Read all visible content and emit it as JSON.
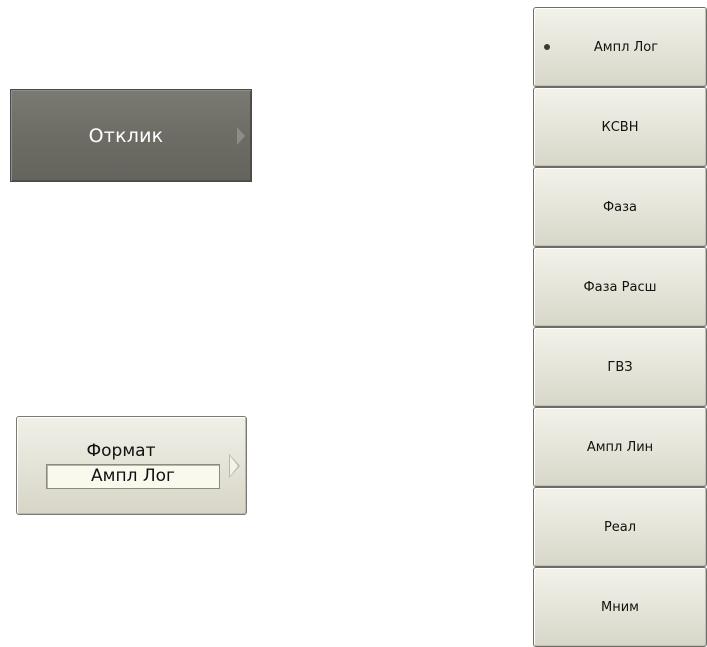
{
  "left_panel": {
    "response_button": {
      "label": "Отклик",
      "arrow_icon": "chevron-right-icon"
    },
    "format_button": {
      "label": "Формат",
      "value": "Ампл Лог",
      "arrow_icon": "chevron-right-icon"
    }
  },
  "format_menu": {
    "selected_bullet_icon": "radio-dot-icon",
    "items": [
      {
        "label": "Ампл Лог",
        "selected": true
      },
      {
        "label": "КСВН",
        "selected": false
      },
      {
        "label": "Фаза",
        "selected": false
      },
      {
        "label": "Фаза Расш",
        "selected": false
      },
      {
        "label": "ГВЗ",
        "selected": false
      },
      {
        "label": "Ампл Лин",
        "selected": false
      },
      {
        "label": "Реал",
        "selected": false
      },
      {
        "label": "Мним",
        "selected": false
      }
    ]
  }
}
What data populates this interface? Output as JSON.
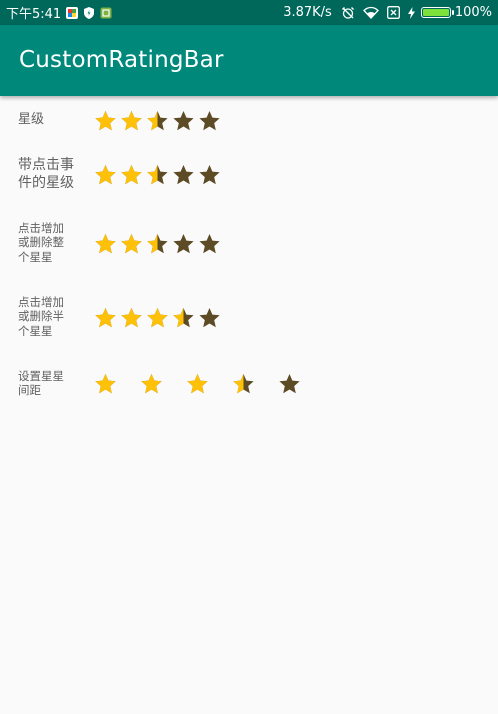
{
  "status_bar": {
    "time": "下午5:41",
    "net_speed": "3.87K/s",
    "battery": "100%",
    "icons": [
      "gallery-app-icon",
      "shield-icon",
      "app-icon",
      "alarm-off-icon",
      "wifi-icon",
      "sim-off-icon",
      "charging-bolt-icon",
      "battery-icon"
    ]
  },
  "app_bar": {
    "title": "CustomRatingBar"
  },
  "colors": {
    "status_bar": "#00685b",
    "app_bar": "#00897b",
    "star_full": "#ffc107",
    "star_empty": "#5d4b26"
  },
  "rating_rows": [
    {
      "label": "星级",
      "rating": 2.5,
      "max": 5
    },
    {
      "label": "带点击事\n件的星级",
      "rating": 2.5,
      "max": 5
    },
    {
      "label": "点击增加\n或删除整\n个星星",
      "rating": 2.5,
      "max": 5
    },
    {
      "label": "点击增加\n或删除半\n个星星",
      "rating": 3.5,
      "max": 5
    },
    {
      "label": "设置星星\n间距",
      "rating": 3.5,
      "max": 5
    }
  ]
}
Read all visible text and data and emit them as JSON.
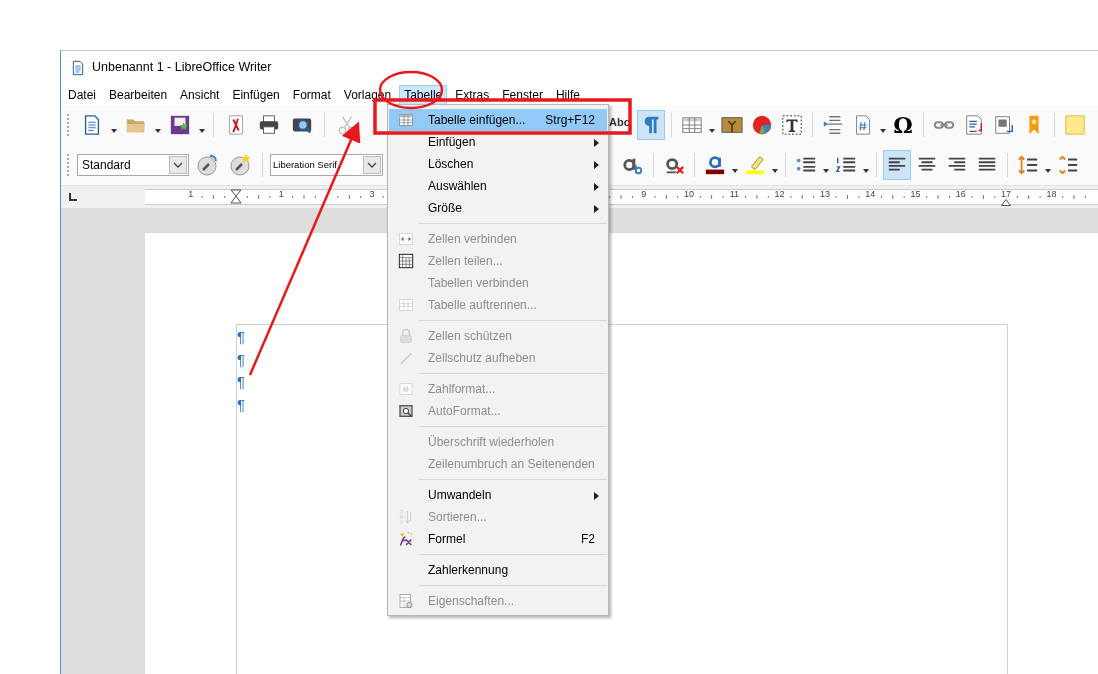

What you have to do
Count every line in the data that contains the word "Read", then give that count and nothing else.

Solution for this problem
2